Print every line of the listing exactly, please.

━━━━━ Materials provided ━━━━━

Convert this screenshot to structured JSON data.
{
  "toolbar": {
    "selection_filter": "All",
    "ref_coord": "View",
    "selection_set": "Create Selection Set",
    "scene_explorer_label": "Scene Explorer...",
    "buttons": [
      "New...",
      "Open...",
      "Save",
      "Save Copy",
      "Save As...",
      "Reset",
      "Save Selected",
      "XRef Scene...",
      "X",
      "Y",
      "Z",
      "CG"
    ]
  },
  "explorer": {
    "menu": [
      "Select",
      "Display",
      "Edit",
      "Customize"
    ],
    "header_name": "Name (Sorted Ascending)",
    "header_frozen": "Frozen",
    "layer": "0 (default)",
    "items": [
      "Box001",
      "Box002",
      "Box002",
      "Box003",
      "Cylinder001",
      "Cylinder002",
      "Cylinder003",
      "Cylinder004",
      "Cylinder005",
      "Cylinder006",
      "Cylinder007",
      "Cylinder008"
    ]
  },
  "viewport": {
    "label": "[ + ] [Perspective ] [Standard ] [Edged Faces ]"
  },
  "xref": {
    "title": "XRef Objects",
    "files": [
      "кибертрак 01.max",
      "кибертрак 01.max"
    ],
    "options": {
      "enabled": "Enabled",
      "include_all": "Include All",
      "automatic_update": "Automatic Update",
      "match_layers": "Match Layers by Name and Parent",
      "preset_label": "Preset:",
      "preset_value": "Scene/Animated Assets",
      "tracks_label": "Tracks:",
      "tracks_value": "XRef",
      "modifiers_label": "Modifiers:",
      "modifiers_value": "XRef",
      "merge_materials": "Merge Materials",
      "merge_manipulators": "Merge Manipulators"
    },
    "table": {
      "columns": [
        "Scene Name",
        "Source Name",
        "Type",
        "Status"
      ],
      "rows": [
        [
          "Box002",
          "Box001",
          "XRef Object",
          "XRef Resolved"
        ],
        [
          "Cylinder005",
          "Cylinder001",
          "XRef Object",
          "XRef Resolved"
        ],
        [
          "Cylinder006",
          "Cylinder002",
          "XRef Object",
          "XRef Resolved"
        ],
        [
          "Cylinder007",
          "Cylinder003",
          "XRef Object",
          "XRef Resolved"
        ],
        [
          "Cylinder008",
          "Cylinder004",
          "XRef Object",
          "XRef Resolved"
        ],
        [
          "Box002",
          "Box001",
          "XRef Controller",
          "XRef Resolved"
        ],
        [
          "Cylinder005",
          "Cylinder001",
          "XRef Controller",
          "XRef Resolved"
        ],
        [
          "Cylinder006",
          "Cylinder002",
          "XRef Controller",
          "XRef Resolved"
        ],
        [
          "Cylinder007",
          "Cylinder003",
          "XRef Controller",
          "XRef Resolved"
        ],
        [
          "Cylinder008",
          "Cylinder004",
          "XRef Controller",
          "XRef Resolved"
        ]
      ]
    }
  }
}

━━━━━

### Expected answer
Convert this screenshot to structured JSON data.
{
  "toolbar": {
    "selection_filter": "All",
    "ref_coord": "View",
    "selection_set": "Create Selection Set",
    "scene_explorer_label": "Scene Explorer...",
    "buttons": [
      "New...",
      "Open...",
      "Save",
      "Save Copy",
      "Save As...",
      "Reset",
      "Save Selected",
      "XRef Scene...",
      "X",
      "Y",
      "Z",
      "CG"
    ]
  },
  "explorer": {
    "menu": [
      "Select",
      "Display",
      "Edit",
      "Customize"
    ],
    "header_name": "Name (Sorted Ascending)",
    "header_frozen": "Frozen",
    "layer": "0 (default)",
    "items": [
      "Box001",
      "Box002",
      "Box002",
      "Box003",
      "Cylinder001",
      "Cylinder002",
      "Cylinder003",
      "Cylinder004",
      "Cylinder005",
      "Cylinder006",
      "Cylinder007",
      "Cylinder008"
    ]
  },
  "viewport": {
    "label": "[ + ] [Perspective ] [Standard ] [Edged Faces ]"
  },
  "xref": {
    "title": "XRef Objects",
    "files": [
      "кибертрак 01.max",
      "кибертрак 01.max"
    ],
    "options": {
      "enabled": "Enabled",
      "include_all": "Include All",
      "automatic_update": "Automatic Update",
      "match_layers": "Match Layers by Name and Parent",
      "preset_label": "Preset:",
      "preset_value": "Scene/Animated Assets",
      "tracks_label": "Tracks:",
      "tracks_value": "XRef",
      "modifiers_label": "Modifiers:",
      "modifiers_value": "XRef",
      "merge_materials": "Merge Materials",
      "merge_manipulators": "Merge Manipulators"
    },
    "table": {
      "columns": [
        "Scene Name",
        "Source Name",
        "Type",
        "Status"
      ],
      "rows": [
        [
          "Box002",
          "Box001",
          "XRef Object",
          "XRef Resolved"
        ],
        [
          "Cylinder005",
          "Cylinder001",
          "XRef Object",
          "XRef Resolved"
        ],
        [
          "Cylinder006",
          "Cylinder002",
          "XRef Object",
          "XRef Resolved"
        ],
        [
          "Cylinder007",
          "Cylinder003",
          "XRef Object",
          "XRef Resolved"
        ],
        [
          "Cylinder008",
          "Cylinder004",
          "XRef Object",
          "XRef Resolved"
        ],
        [
          "Box002",
          "Box001",
          "XRef Controller",
          "XRef Resolved"
        ],
        [
          "Cylinder005",
          "Cylinder001",
          "XRef Controller",
          "XRef Resolved"
        ],
        [
          "Cylinder006",
          "Cylinder002",
          "XRef Controller",
          "XRef Resolved"
        ],
        [
          "Cylinder007",
          "Cylinder003",
          "XRef Controller",
          "XRef Resolved"
        ],
        [
          "Cylinder008",
          "Cylinder004",
          "XRef Controller",
          "XRef Resolved"
        ]
      ]
    }
  }
}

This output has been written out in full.